→ AIM
Each line holding the word "线框中有感应电流" counts once; give the total and nothing more.

◇ ◇ ◇ ◇ ◇

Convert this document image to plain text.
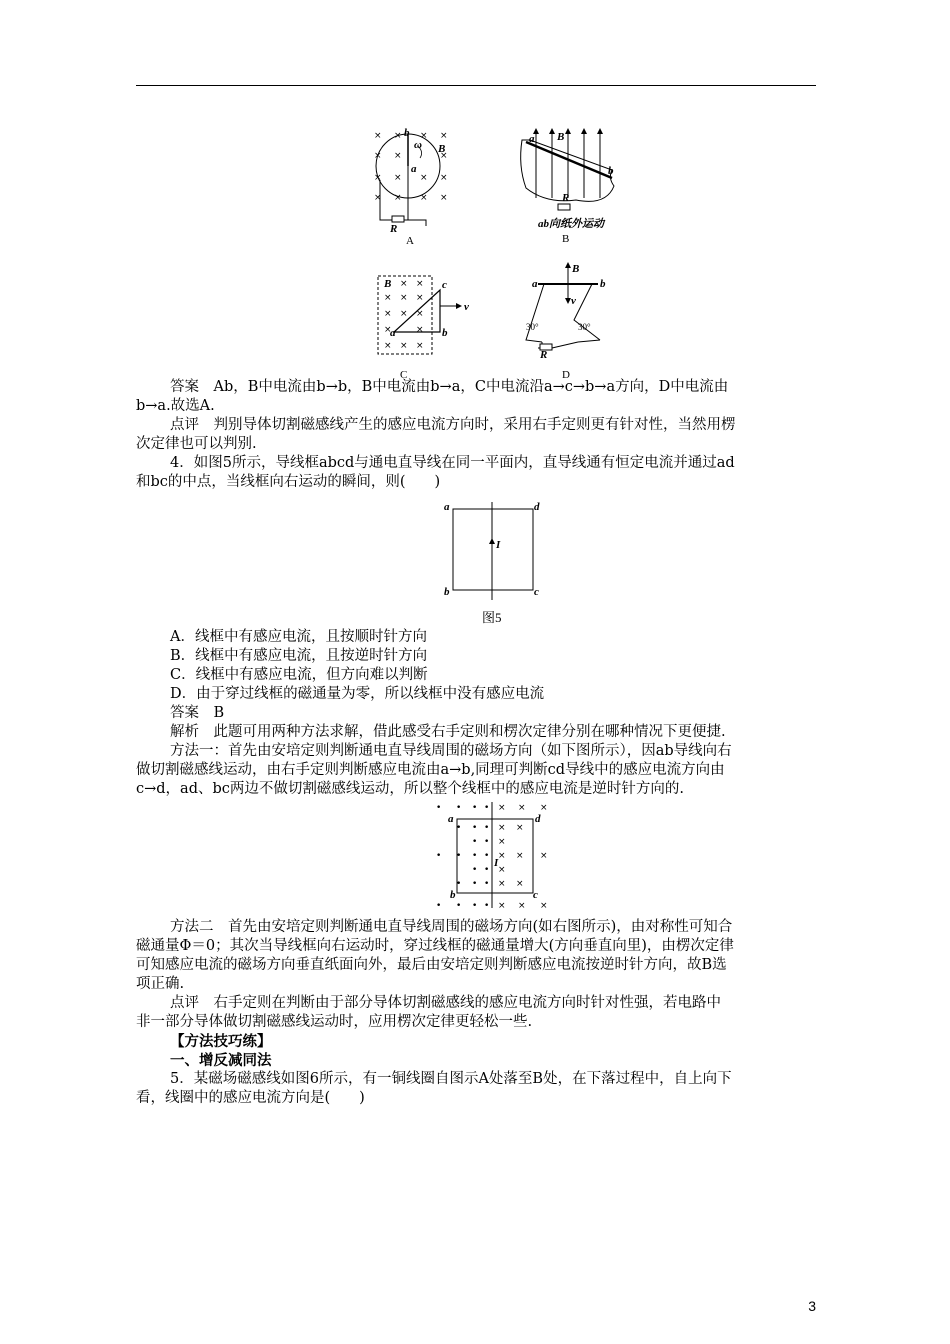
× × × ×
× ×	×
× × × ×
× × × ×
b
ω B
a
R
A
a B
b
R
ab向纸外运动
B
× ×
× × ×
× × ×
×	×
× × ×
B
a	b
c
v
C
a	b
B
v
30°	30°
R
D
答案　Ab，B中电流由b→b，B中电流由b→a，C中电流沿a→c→b→a方向，D中电流由
b→a.故选A.
点评　判别导体切割磁感线产生的感应电流方向时，采用右手定则更有针对性，当然用楞
次定律也可以判别.
4．如图5所示，导线框abcd与通电直导线在同一平面内，直导线通有恒定电流并通过ad
和bc的中点，当线框向右运动的瞬间，则(　　)
a	d
b	c
I
图5
A．线框中有感应电流，且按顺时针方向
B．线框中有感应电流，且按逆时针方向
C．线框中有感应电流，但方向难以判断
D．由于穿过线框的磁通量为零，所以线框中没有感应电流
答案　B
解析　此题可用两种方法求解，借此感受右手定则和楞次定律分别在哪种情况下更便捷.
方法一：首先由安培定则判断通电直导线周围的磁场方向（如下图所示），因ab导线向右
做切割磁感线运动，由右手定则判断感应电流由a→b,同理可判断cd导线中的感应电流方向由
c→d，ad、bc两边不做切割磁感线运动，所以整个线框中的感应电流是逆时针方向的.
• • • • × × ×
• • • × ×
• • ×
• • • • × × ×
• • ×
• • • × ×
• • • • × × ×
a	d
b	c
I
方法二　首先由安培定则判断通电直导线周围的磁场方向(如右图所示)，由对称性可知合
磁通量Φ＝0；其次当导线框向右运动时，穿过线框的磁通量增大(方向垂直向里)，由楞次定律
可知感应电流的磁场方向垂直纸面向外，最后由安培定则判断感应电流按逆时针方向，故B选
项正确.
点评　右手定则在判断由于部分导体切割磁感线的感应电流方向时针对性强，若电路中
非一部分导体做切割磁感线运动时，应用楞次定律更轻松一些.
【方法技巧练】
一、增反减同法
5．某磁场磁感线如图6所示，有一铜线圈自图示A处落至B处，在下落过程中，自上向下
看，线圈中的感应电流方向是(　　)
3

◇ ◇ ◇ ◇ ◇

→ ANSWER FOR THIS EXERCISE
3